Instruction:
Return the material word for word. Do not include the pictures.

(Saved entries)
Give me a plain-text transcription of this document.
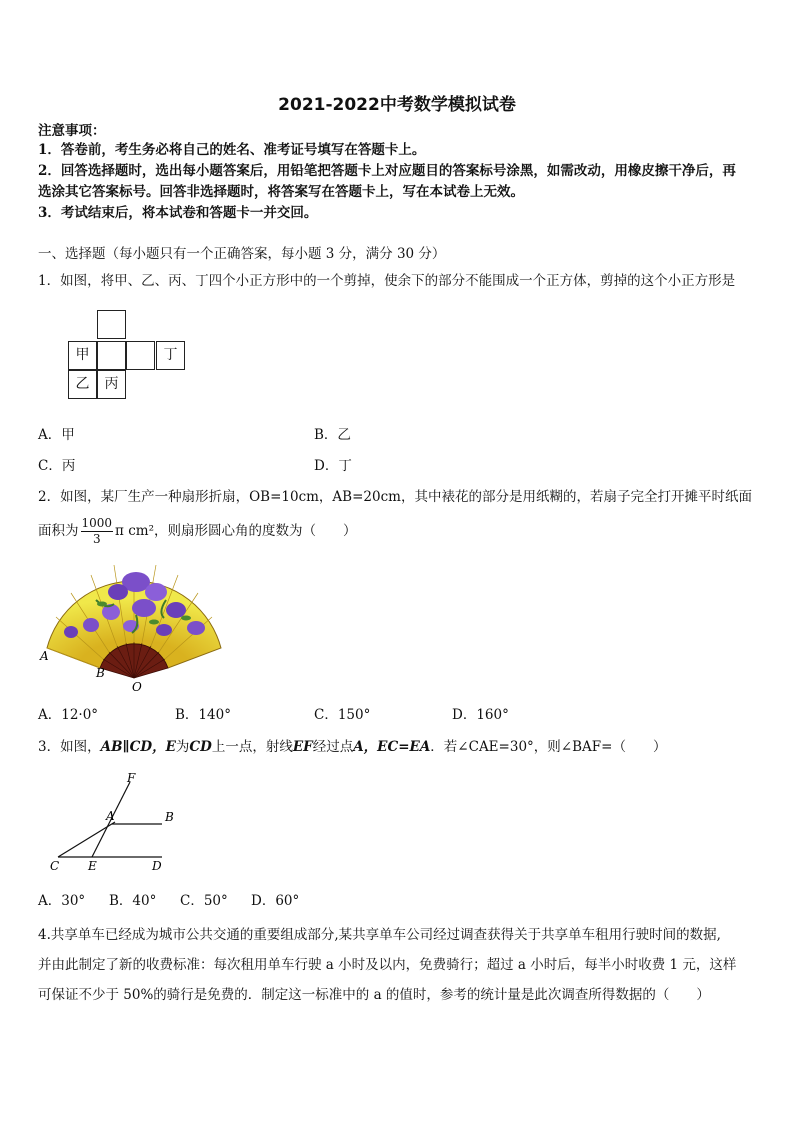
2021-2022中考数学模拟试卷
注意事项：
1．答卷前，考生务必将自己的姓名、准考证号填写在答题卡上。
2．回答选择题时，选出每小题答案后，用铅笔把答题卡上对应题目的答案标号涂黑，如需改动，用橡皮擦干净后，再
选涂其它答案标号。回答非选择题时，将答案写在答题卡上，写在本试卷上无效。
3．考试结束后，将本试卷和答题卡一并交回。
一、选择题（每小题只有一个正确答案，每小题 3 分，满分 30 分）
1．如图，将甲、乙、丙、丁四个小正方形中的一个剪掉，使余下的部分不能围成一个正方体，剪掉的这个小正方形是
甲	丁
乙	丙
A．甲	B．乙
C．丙	D．丁
2．如图，某厂生产一种扇形折扇，OB=10cm，AB=20cm，其中裱花的部分是用纸糊的，若扇子完全打开摊平时纸面
面积为 $\frac{1000}{3}$ π cm²，则扇形圆心角的度数为（　　）
A
B
O
A．12·0°	B．140°	C．150°	D．160°
3．如图，AB∥CD，E为CD上一点，射线EF经过点A，EC=EA．若∠CAE=30°，则∠BAF=（　　）
F
A	B
C E	D
A．30° B．40° C．50° D．60°
4.共享单车已经成为城市公共交通的重要组成部分,某共享单车公司经过调查获得关于共享单车租用行驶时间的数据,
并由此制定了新的收费标准：每次租用单车行驶 a 小时及以内，免费骑行；超过 a 小时后，每半小时收费 1 元，这样
可保证不少于 50%的骑行是免费的．制定这一标准中的 a 的值时，参考的统计量是此次调查所得数据的（　　）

Solution for this task:
Give me a plain-text transcription of this document.
2021-2022中考数学模拟试卷
注意事项：
1．答卷前，考生务必将自己的姓名、准考证号填写在答题卡上。
2．回答选择题时，选出每小题答案后，用铅笔把答题卡上对应题目的答案标号涂黑，如需改动，用橡皮擦干净后，再
选涂其它答案标号。回答非选择题时，将答案写在答题卡上，写在本试卷上无效。
3．考试结束后，将本试卷和答题卡一并交回。
一、选择题（每小题只有一个正确答案，每小题 3 分，满分 30 分）
1．如图，将甲、乙、丙、丁四个小正方形中的一个剪掉，使余下的部分不能围成一个正方体，剪掉的这个小正方形是
甲	丁
乙	丙
A．甲	B．乙
C．丙	D．丁
2．如图，某厂生产一种扇形折扇，OB=10cm，AB=20cm，其中裱花的部分是用纸糊的，若扇子完全打开摊平时纸面
面积为 $\frac{1000}{3}$ π cm²，则扇形圆心角的度数为（　　）
A
B
O
A．12·0°	B．140°	C．150°	D．160°
3．如图，AB∥CD，E为CD上一点，射线EF经过点A，EC=EA．若∠CAE=30°，则∠BAF=（　　）
F
A	B
C E	D
A．30° B．40° C．50° D．60°
4.共享单车已经成为城市公共交通的重要组成部分,某共享单车公司经过调查获得关于共享单车租用行驶时间的数据,
并由此制定了新的收费标准：每次租用单车行驶 a 小时及以内，免费骑行；超过 a 小时后，每半小时收费 1 元，这样
可保证不少于 50%的骑行是免费的．制定这一标准中的 a 的值时，参考的统计量是此次调查所得数据的（　　）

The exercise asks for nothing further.